- **Objective**:
Pull out every line from the listing that has the word "allowance".

Source records
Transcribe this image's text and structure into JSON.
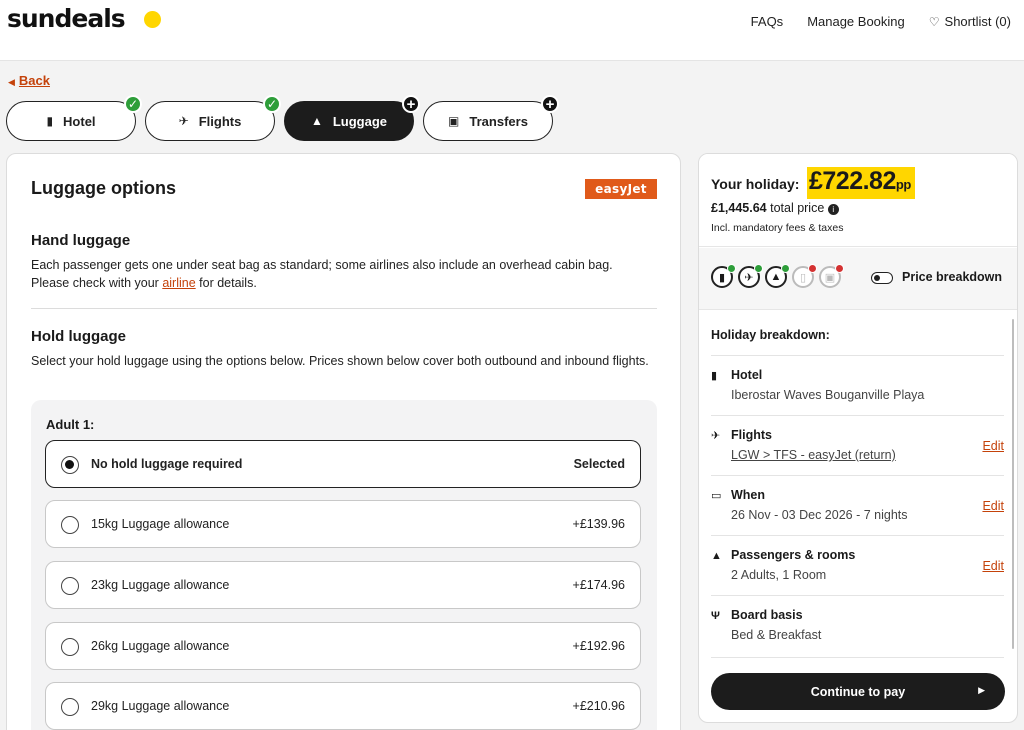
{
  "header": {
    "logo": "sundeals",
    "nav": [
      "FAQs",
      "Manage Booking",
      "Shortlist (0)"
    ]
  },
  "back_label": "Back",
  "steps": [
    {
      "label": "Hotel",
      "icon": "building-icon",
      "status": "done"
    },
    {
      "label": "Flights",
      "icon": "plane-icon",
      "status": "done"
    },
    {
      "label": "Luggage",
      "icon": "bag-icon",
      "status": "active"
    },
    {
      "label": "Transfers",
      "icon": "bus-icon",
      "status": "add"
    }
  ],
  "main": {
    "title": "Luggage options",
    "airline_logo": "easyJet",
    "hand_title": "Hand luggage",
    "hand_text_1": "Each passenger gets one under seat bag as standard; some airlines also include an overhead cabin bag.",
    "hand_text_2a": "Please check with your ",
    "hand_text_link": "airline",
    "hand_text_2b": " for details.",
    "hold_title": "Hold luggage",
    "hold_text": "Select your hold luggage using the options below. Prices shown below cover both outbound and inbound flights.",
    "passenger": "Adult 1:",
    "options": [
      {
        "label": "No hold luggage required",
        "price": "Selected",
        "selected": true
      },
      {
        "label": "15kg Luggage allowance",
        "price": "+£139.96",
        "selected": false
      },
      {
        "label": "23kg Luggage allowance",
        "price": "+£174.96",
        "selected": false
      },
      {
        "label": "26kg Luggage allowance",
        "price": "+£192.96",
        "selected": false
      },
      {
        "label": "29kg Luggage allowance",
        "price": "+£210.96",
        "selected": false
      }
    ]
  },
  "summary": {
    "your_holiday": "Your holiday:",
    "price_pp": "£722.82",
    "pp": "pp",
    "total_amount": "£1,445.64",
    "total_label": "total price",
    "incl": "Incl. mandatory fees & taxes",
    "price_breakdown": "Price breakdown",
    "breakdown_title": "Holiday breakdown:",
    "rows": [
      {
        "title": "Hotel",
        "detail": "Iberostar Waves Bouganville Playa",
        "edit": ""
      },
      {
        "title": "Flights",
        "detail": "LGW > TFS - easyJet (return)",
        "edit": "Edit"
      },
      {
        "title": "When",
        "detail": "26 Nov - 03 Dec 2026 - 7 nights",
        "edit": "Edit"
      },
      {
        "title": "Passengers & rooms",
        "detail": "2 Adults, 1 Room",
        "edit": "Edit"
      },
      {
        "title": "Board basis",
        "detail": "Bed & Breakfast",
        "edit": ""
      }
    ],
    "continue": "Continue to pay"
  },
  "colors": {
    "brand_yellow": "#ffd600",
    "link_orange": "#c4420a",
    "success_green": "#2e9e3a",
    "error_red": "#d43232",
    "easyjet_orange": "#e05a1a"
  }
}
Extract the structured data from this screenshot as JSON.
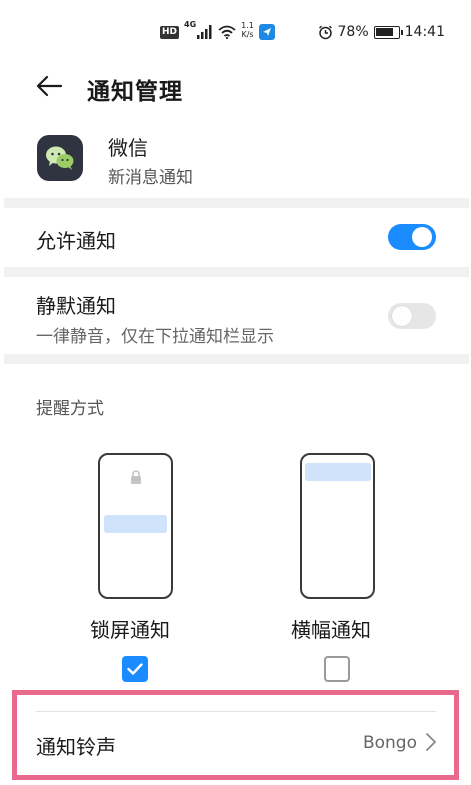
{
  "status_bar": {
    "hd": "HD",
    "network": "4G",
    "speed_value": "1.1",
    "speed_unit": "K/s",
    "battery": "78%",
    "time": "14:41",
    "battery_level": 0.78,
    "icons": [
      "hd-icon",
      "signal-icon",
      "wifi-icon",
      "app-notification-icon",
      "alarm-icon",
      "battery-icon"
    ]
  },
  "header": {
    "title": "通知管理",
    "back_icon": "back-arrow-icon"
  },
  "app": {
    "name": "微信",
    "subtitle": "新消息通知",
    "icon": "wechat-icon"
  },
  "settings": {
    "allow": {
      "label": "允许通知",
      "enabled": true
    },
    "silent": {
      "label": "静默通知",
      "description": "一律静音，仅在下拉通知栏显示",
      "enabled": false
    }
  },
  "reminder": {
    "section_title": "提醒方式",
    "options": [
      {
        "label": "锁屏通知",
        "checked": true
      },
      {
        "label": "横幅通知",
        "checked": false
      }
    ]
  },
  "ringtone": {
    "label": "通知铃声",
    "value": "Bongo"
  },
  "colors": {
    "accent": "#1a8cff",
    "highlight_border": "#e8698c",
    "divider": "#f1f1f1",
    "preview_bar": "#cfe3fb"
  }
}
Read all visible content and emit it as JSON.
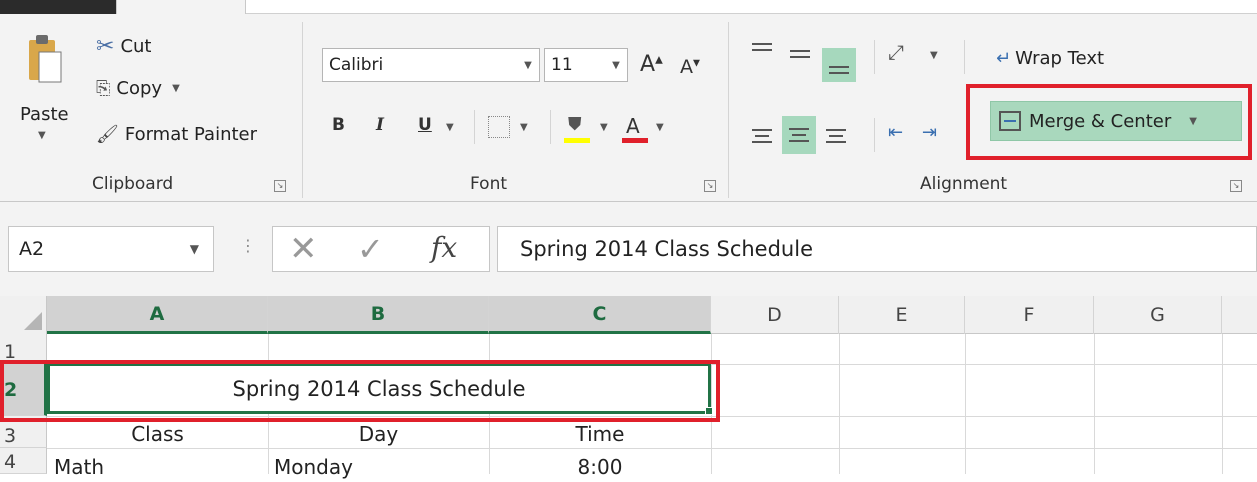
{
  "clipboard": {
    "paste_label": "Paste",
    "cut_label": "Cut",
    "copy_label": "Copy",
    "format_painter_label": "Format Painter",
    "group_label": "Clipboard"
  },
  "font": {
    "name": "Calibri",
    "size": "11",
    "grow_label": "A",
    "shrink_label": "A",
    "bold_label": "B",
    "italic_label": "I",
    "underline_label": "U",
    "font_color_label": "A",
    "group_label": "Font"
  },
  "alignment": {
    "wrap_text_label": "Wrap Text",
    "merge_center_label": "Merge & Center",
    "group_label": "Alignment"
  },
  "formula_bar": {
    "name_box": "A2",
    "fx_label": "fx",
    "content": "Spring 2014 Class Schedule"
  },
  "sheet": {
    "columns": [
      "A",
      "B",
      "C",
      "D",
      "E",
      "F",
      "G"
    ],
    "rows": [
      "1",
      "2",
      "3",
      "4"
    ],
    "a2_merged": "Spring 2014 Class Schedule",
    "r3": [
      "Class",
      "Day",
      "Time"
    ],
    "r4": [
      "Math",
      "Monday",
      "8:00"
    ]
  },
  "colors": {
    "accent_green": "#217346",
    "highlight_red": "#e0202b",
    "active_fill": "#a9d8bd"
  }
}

==

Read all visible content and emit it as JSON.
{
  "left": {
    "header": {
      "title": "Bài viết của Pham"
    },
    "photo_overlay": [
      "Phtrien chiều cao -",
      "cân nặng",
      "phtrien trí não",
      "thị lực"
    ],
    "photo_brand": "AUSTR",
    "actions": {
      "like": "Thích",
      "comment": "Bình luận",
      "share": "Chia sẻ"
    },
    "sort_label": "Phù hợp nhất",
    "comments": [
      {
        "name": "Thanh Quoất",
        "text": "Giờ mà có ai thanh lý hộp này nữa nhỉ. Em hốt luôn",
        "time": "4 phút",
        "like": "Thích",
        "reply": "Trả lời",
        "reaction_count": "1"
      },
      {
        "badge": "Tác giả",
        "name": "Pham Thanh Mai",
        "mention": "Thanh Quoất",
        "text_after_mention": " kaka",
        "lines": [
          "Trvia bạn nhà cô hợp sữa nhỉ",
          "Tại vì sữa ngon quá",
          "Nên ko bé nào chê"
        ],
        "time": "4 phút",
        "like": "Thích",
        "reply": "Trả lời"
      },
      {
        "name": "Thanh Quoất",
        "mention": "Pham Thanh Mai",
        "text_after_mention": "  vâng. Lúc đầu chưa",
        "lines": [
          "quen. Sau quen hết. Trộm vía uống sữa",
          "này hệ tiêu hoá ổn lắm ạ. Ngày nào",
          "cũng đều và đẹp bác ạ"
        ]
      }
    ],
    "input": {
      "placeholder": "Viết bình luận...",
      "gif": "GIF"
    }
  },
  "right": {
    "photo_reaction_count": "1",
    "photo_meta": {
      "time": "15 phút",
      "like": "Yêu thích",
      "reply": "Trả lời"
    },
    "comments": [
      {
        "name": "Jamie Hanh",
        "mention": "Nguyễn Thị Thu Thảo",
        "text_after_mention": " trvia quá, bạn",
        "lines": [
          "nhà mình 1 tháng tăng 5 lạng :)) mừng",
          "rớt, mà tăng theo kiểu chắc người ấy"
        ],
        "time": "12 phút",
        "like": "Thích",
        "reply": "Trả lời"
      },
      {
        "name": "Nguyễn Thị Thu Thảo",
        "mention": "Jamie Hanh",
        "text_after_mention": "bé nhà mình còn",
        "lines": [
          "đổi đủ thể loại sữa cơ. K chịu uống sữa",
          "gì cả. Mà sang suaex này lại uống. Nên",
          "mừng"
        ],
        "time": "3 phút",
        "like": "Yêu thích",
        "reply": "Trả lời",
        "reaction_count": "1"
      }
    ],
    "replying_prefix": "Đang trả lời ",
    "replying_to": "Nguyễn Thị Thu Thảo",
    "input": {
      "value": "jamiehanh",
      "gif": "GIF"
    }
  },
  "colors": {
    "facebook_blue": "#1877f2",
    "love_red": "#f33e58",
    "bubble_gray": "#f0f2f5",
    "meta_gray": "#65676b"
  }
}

- **Task response**:
        "label": "15kg Luggage allowance",
        "label": "23kg Luggage allowance",
        "label": "26kg Luggage allowance",
        "label": "29kg Luggage allowance",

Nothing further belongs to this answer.